(Stored entries)
-------

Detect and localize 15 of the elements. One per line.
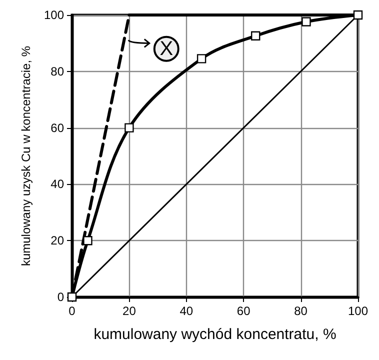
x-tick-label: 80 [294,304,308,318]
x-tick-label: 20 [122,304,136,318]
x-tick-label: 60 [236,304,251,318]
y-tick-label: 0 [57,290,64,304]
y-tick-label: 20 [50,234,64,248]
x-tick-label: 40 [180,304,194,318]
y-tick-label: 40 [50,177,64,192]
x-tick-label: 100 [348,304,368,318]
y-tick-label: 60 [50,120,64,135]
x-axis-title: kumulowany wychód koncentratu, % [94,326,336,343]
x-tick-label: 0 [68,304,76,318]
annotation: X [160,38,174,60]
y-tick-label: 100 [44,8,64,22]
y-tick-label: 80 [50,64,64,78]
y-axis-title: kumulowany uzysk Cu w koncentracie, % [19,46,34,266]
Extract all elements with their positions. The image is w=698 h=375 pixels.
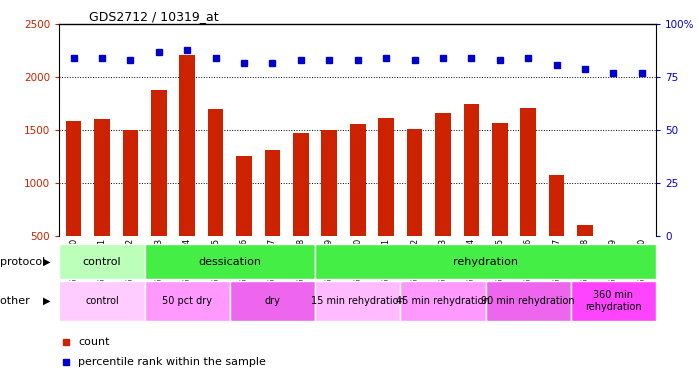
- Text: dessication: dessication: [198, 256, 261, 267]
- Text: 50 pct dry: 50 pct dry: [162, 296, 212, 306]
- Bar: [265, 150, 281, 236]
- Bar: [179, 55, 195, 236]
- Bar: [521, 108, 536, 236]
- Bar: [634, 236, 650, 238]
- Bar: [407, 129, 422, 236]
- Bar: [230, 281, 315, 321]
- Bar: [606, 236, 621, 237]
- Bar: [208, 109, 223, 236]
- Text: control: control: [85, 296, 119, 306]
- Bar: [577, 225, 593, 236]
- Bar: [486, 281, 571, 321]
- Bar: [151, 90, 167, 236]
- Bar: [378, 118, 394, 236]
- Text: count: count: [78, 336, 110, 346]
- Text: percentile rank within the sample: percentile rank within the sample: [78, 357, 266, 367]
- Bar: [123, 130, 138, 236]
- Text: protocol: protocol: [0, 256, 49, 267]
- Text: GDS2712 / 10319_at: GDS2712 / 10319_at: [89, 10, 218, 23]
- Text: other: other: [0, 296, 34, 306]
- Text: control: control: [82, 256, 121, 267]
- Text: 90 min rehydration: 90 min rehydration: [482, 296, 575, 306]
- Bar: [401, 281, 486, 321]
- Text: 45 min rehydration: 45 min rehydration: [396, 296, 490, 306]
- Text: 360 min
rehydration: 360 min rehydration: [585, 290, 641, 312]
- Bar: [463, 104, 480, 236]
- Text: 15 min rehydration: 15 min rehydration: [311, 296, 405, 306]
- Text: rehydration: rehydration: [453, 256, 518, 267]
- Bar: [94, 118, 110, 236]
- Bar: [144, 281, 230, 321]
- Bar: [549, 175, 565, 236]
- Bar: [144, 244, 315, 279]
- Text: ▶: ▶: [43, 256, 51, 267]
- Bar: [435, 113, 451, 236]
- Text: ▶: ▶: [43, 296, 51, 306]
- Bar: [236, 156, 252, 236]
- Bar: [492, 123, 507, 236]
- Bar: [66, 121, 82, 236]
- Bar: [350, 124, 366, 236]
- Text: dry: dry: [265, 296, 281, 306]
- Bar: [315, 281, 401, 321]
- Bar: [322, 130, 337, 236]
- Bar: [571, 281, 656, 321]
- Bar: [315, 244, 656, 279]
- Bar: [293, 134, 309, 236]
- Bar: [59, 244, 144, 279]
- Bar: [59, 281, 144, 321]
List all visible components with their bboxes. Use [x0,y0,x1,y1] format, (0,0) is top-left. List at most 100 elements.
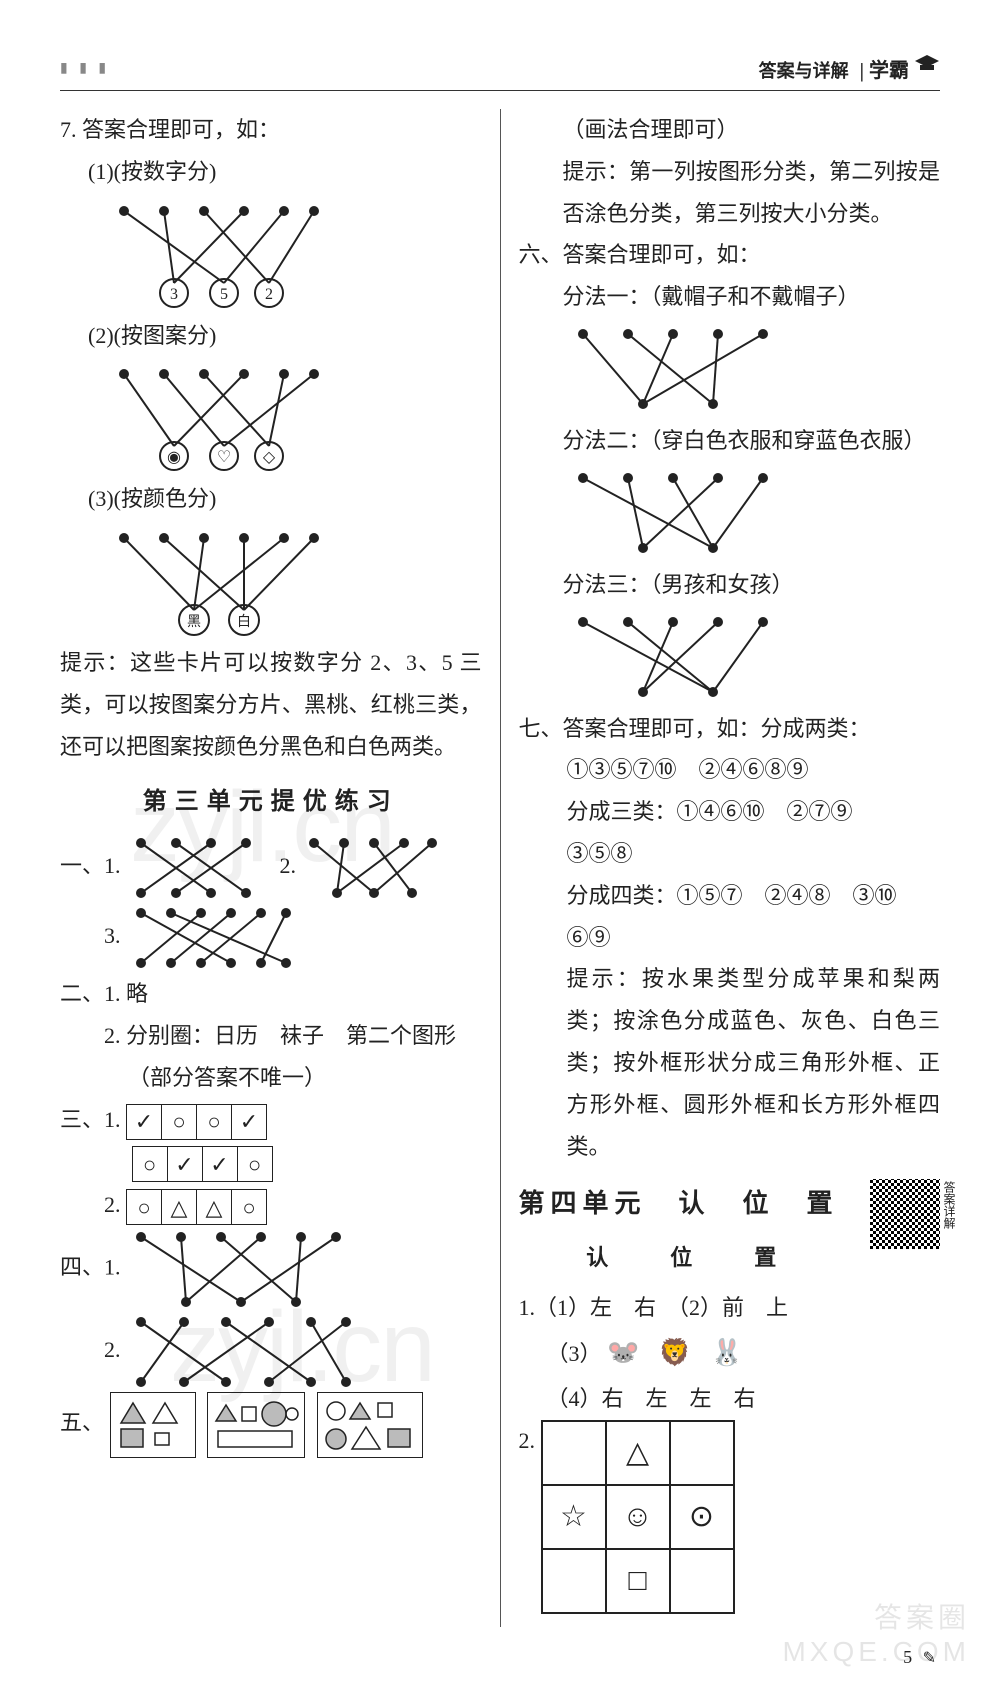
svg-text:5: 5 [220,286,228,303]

-------

= Problem requirements =
Duplicate the part of the records that opens at their start and closes with the line containing "Extract all elements", keeping both ends. Leave the pictures out of your answer.

= The response =
Detect and localize 15 of the elements. One per line.
x-tick-label: 80 [294,304,308,318]
x-tick-label: 20 [122,304,136,318]
x-tick-label: 60 [236,304,251,318]
y-tick-label: 0 [57,290,64,304]
y-tick-label: 20 [50,234,64,248]
x-tick-label: 40 [180,304,194,318]
y-tick-label: 40 [50,177,64,192]
x-tick-label: 100 [348,304,368,318]
y-tick-label: 60 [50,120,64,135]
x-axis-title: kumulowany wychód koncentratu, % [94,326,336,343]
x-tick-label: 0 [68,304,76,318]
annotation: X [160,38,174,60]
y-tick-label: 100 [44,8,64,22]
y-tick-label: 80 [50,64,64,78]
y-axis-title: kumulowany uzysk Cu w koncentracie, % [19,46,34,266]
Extract all elements with their positions. The image is w=698 h=375 pixels.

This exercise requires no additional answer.